Work required »
Extract every line from the records below that contains the word "IEEE".

Extracted records »

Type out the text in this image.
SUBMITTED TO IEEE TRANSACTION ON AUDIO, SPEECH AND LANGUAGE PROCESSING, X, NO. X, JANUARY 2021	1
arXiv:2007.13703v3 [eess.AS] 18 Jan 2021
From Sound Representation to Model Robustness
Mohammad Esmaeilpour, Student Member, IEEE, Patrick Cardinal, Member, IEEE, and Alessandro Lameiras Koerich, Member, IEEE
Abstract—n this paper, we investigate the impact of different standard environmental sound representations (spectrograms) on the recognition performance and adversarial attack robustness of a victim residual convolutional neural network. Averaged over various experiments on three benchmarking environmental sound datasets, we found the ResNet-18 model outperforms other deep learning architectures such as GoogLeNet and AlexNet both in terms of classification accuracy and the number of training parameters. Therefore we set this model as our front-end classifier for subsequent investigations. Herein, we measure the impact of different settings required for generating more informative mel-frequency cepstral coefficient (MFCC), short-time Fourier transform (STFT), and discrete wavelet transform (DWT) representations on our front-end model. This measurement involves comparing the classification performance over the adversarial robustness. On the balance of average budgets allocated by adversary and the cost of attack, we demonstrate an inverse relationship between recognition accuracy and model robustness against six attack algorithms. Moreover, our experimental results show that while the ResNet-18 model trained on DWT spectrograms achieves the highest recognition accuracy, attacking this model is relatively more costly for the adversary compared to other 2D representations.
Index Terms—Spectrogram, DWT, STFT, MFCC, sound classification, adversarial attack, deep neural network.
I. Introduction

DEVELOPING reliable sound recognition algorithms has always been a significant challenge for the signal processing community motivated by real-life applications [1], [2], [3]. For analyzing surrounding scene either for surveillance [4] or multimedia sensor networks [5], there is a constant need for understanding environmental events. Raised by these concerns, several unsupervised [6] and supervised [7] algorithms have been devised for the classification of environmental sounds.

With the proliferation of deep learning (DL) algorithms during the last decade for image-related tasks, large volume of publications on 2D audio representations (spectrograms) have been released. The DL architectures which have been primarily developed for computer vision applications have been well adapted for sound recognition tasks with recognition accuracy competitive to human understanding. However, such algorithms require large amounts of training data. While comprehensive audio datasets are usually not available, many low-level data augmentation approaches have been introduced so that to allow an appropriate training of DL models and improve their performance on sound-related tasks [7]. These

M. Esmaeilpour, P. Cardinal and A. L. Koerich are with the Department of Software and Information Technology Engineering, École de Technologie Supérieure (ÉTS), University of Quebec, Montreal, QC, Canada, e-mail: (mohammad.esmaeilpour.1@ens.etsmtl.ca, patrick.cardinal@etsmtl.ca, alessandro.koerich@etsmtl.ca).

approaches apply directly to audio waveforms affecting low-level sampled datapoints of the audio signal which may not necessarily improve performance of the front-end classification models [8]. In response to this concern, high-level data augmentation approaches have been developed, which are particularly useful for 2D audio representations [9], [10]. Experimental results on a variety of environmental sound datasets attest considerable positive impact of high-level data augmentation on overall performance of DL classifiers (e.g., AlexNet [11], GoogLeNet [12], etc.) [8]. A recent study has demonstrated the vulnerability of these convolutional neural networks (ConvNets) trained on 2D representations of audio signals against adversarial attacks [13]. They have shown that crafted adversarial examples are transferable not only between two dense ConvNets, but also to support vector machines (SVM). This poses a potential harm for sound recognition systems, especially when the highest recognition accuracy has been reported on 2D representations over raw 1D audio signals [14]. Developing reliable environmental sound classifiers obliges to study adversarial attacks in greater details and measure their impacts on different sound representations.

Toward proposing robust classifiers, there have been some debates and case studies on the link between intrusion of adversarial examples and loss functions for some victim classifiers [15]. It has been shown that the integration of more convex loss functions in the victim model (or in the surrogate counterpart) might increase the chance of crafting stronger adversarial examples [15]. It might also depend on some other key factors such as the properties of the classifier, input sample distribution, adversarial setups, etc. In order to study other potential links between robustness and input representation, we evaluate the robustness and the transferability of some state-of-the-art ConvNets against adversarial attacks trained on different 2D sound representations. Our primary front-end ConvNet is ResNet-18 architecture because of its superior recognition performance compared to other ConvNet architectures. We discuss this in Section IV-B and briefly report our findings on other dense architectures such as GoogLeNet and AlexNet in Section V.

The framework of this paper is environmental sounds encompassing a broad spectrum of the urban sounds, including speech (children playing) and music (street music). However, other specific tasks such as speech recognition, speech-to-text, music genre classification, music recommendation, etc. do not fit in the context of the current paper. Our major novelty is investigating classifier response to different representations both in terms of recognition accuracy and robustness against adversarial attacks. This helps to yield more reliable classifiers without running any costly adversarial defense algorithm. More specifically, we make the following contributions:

Correct output »
SUBMITTED TO IEEE TRANSACTION ON AUDIO, SPEECH AND LANGUAGE PROCESSING, X, NO. X, JANUARY 2021	1
Mohammad Esmaeilpour, Student Member, IEEE, Patrick Cardinal, Member, IEEE, and Alessandro Lameiras Koerich, Member, IEEE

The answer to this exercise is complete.